◆ **WRITTEN EXERCISE**: Give the records back in full, exactly as they read.

◆ **DATA TO PROCESS**:
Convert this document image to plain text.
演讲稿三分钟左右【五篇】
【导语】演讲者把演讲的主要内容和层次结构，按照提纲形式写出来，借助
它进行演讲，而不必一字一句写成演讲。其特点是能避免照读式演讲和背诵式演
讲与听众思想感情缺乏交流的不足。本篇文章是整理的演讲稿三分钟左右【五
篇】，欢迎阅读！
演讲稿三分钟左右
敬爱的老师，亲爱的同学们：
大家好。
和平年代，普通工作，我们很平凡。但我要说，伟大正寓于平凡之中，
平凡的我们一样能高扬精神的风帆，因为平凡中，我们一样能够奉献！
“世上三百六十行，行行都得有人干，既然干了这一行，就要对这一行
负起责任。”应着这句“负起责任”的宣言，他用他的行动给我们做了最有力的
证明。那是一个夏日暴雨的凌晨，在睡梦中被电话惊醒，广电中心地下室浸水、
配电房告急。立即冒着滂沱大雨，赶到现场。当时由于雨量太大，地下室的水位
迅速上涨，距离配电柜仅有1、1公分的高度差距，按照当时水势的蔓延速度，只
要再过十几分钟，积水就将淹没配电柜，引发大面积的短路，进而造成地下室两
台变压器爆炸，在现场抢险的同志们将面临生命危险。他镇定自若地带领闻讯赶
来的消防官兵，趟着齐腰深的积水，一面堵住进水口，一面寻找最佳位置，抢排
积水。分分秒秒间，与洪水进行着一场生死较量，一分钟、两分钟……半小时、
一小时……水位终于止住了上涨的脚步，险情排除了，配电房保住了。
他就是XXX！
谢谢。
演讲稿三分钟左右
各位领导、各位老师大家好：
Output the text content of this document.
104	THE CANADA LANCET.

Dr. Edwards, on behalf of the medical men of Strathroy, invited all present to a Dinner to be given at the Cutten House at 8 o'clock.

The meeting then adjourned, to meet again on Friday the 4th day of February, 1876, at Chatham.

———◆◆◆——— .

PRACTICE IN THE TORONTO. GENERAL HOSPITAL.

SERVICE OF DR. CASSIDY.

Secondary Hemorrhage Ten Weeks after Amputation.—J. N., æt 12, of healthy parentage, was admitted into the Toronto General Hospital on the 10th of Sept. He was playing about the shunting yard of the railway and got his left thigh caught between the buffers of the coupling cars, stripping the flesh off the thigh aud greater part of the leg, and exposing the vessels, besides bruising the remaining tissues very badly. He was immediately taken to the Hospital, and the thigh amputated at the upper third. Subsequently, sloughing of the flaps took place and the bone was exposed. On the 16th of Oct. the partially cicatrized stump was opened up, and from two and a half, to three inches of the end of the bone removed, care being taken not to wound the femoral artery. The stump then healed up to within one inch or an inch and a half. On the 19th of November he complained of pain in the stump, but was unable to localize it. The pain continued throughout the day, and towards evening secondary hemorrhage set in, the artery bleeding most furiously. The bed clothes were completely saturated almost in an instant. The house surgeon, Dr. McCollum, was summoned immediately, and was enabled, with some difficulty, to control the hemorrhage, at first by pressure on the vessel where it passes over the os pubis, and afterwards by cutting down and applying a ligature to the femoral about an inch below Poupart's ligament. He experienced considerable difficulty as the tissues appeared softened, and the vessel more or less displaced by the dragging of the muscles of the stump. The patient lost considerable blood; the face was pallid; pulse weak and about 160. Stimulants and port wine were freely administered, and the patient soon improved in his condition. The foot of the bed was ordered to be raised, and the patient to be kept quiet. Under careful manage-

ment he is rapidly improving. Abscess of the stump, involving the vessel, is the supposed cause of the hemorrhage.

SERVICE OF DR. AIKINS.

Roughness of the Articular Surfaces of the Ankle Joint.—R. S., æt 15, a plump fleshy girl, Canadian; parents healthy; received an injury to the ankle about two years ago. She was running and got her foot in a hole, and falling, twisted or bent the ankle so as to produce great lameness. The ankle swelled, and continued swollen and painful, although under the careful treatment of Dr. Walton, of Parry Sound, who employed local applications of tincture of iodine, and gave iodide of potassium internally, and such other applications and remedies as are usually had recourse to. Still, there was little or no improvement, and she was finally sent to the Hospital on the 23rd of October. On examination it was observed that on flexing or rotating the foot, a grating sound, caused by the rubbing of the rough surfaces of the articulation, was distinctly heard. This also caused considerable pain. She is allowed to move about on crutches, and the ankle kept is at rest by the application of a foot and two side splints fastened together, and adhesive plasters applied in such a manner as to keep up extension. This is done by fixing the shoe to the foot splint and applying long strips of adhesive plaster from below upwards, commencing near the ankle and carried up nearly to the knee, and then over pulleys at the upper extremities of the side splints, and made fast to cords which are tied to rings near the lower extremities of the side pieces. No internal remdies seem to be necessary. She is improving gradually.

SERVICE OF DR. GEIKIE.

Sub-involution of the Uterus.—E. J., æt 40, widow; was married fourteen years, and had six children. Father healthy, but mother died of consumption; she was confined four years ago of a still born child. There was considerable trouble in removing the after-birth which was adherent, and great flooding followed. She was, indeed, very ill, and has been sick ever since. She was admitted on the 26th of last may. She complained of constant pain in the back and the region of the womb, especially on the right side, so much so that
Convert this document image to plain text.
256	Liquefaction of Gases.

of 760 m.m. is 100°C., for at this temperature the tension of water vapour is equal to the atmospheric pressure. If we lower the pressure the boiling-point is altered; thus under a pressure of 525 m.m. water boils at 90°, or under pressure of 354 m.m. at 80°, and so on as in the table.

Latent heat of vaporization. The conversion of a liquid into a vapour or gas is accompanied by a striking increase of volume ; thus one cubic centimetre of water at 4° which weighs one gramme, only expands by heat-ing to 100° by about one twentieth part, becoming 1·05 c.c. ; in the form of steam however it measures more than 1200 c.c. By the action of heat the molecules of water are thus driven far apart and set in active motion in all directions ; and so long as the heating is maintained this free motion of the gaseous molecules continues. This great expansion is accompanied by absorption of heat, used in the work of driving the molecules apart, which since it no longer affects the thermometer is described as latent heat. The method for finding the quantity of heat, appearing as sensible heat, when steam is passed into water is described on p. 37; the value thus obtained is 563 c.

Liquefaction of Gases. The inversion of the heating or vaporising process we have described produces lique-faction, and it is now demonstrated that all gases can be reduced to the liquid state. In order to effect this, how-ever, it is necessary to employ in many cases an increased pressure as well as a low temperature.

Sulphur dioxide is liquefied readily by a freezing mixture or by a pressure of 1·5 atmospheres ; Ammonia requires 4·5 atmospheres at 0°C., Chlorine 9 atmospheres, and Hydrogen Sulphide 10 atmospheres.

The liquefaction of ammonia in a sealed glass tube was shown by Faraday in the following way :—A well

◆ **SOLUTION TO THE PROBLEM**:
Convert this document image to plain text.
演讲稿三分钟左右【五篇】
【导语】演讲者把演讲的主要内容和层次结构，按照提纲形式写出来，借助
它进行演讲，而不必一字一句写成演讲。其特点是能避免照读式演讲和背诵式演
讲与听众思想感情缺乏交流的不足。本篇文章是整理的演讲稿三分钟左右【五
篇】，欢迎阅读！
演讲稿三分钟左右
敬爱的老师，亲爱的同学们：
大家好。
和平年代，普通工作，我们很平凡。但我要说，伟大正寓于平凡之中，
平凡的我们一样能高扬精神的风帆，因为平凡中，我们一样能够奉献！
“世上三百六十行，行行都得有人干，既然干了这一行，就要对这一行
负起责任。”应着这句“负起责任”的宣言，他用他的行动给我们做了最有力的
证明。那是一个夏日暴雨的凌晨，在睡梦中被电话惊醒，广电中心地下室浸水、
配电房告急。立即冒着滂沱大雨，赶到现场。当时由于雨量太大，地下室的水位
迅速上涨，距离配电柜仅有1、1公分的高度差距，按照当时水势的蔓延速度，只
要再过十几分钟，积水就将淹没配电柜，引发大面积的短路，进而造成地下室两
台变压器爆炸，在现场抢险的同志们将面临生命危险。他镇定自若地带领闻讯赶
来的消防官兵，趟着齐腰深的积水，一面堵住进水口，一面寻找最佳位置，抢排
积水。分分秒秒间，与洪水进行着一场生死较量，一分钟、两分钟……半小时、
一小时……水位终于止住了上涨的脚步，险情排除了，配电房保住了。
他就是XXX！
谢谢。
演讲稿三分钟左右
各位领导、各位老师大家好：
Output the text content of this document.
104	THE CANADA LANCET.

Dr. Edwards, on behalf of the medical men of Strathroy, invited all present to a Dinner to be given at the Cutten House at 8 o'clock.

The meeting then adjourned, to meet again on Friday the 4th day of February, 1876, at Chatham.

———◆◆◆——— .

PRACTICE IN THE TORONTO. GENERAL HOSPITAL.

SERVICE OF DR. CASSIDY.

Secondary Hemorrhage Ten Weeks after Amputation.—J. N., æt 12, of healthy parentage, was admitted into the Toronto General Hospital on the 10th of Sept. He was playing about the shunting yard of the railway and got his left thigh caught between the buffers of the coupling cars, stripping the flesh off the thigh aud greater part of the leg, and exposing the vessels, besides bruising the remaining tissues very badly. He was immediately taken to the Hospital, and the thigh amputated at the upper third. Subsequently, sloughing of the flaps took place and the bone was exposed. On the 16th of Oct. the partially cicatrized stump was opened up, and from two and a half, to three inches of the end of the bone removed, care being taken not to wound the femoral artery. The stump then healed up to within one inch or an inch and a half. On the 19th of November he complained of pain in the stump, but was unable to localize it. The pain continued throughout the day, and towards evening secondary hemorrhage set in, the artery bleeding most furiously. The bed clothes were completely saturated almost in an instant. The house surgeon, Dr. McCollum, was summoned immediately, and was enabled, with some difficulty, to control the hemorrhage, at first by pressure on the vessel where it passes over the os pubis, and afterwards by cutting down and applying a ligature to the femoral about an inch below Poupart's ligament. He experienced considerable difficulty as the tissues appeared softened, and the vessel more or less displaced by the dragging of the muscles of the stump. The patient lost considerable blood; the face was pallid; pulse weak and about 160. Stimulants and port wine were freely administered, and the patient soon improved in his condition. The foot of the bed was ordered to be raised, and the patient to be kept quiet. Under careful manage-

ment he is rapidly improving. Abscess of the stump, involving the vessel, is the supposed cause of the hemorrhage.

SERVICE OF DR. AIKINS.

Roughness of the Articular Surfaces of the Ankle Joint.—R. S., æt 15, a plump fleshy girl, Canadian; parents healthy; received an injury to the ankle about two years ago. She was running and got her foot in a hole, and falling, twisted or bent the ankle so as to produce great lameness. The ankle swelled, and continued swollen and painful, although under the careful treatment of Dr. Walton, of Parry Sound, who employed local applications of tincture of iodine, and gave iodide of potassium internally, and such other applications and remedies as are usually had recourse to. Still, there was little or no improvement, and she was finally sent to the Hospital on the 23rd of October. On examination it was observed that on flexing or rotating the foot, a grating sound, caused by the rubbing of the rough surfaces of the articulation, was distinctly heard. This also caused considerable pain. She is allowed to move about on crutches, and the ankle kept is at rest by the application of a foot and two side splints fastened together, and adhesive plasters applied in such a manner as to keep up extension. This is done by fixing the shoe to the foot splint and applying long strips of adhesive plaster from below upwards, commencing near the ankle and carried up nearly to the knee, and then over pulleys at the upper extremities of the side splints, and made fast to cords which are tied to rings near the lower extremities of the side pieces. No internal remdies seem to be necessary. She is improving gradually.

SERVICE OF DR. GEIKIE.

Sub-involution of the Uterus.—E. J., æt 40, widow; was married fourteen years, and had six children. Father healthy, but mother died of consumption; she was confined four years ago of a still born child. There was considerable trouble in removing the after-birth which was adherent, and great flooding followed. She was, indeed, very ill, and has been sick ever since. She was admitted on the 26th of last may. She complained of constant pain in the back and the region of the womb, especially on the right side, so much so that
Convert this document image to plain text.
256	Liquefaction of Gases.

of 760 m.m. is 100°C., for at this temperature the tension of water vapour is equal to the atmospheric pressure. If we lower the pressure the boiling-point is altered; thus under a pressure of 525 m.m. water boils at 90°, or under pressure of 354 m.m. at 80°, and so on as in the table.

Latent heat of vaporization. The conversion of a liquid into a vapour or gas is accompanied by a striking increase of volume ; thus one cubic centimetre of water at 4° which weighs one gramme, only expands by heat-ing to 100° by about one twentieth part, becoming 1·05 c.c. ; in the form of steam however it measures more than 1200 c.c. By the action of heat the molecules of water are thus driven far apart and set in active motion in all directions ; and so long as the heating is maintained this free motion of the gaseous molecules continues. This great expansion is accompanied by absorption of heat, used in the work of driving the molecules apart, which since it no longer affects the thermometer is described as latent heat. The method for finding the quantity of heat, appearing as sensible heat, when steam is passed into water is described on p. 37; the value thus obtained is 563 c.

Liquefaction of Gases. The inversion of the heating or vaporising process we have described produces lique-faction, and it is now demonstrated that all gases can be reduced to the liquid state. In order to effect this, how-ever, it is necessary to employ in many cases an increased pressure as well as a low temperature.

Sulphur dioxide is liquefied readily by a freezing mixture or by a pressure of 1·5 atmospheres ; Ammonia requires 4·5 atmospheres at 0°C., Chlorine 9 atmospheres, and Hydrogen Sulphide 10 atmospheres.

The liquefaction of ammonia in a sealed glass tube was shown by Faraday in the following way :—A well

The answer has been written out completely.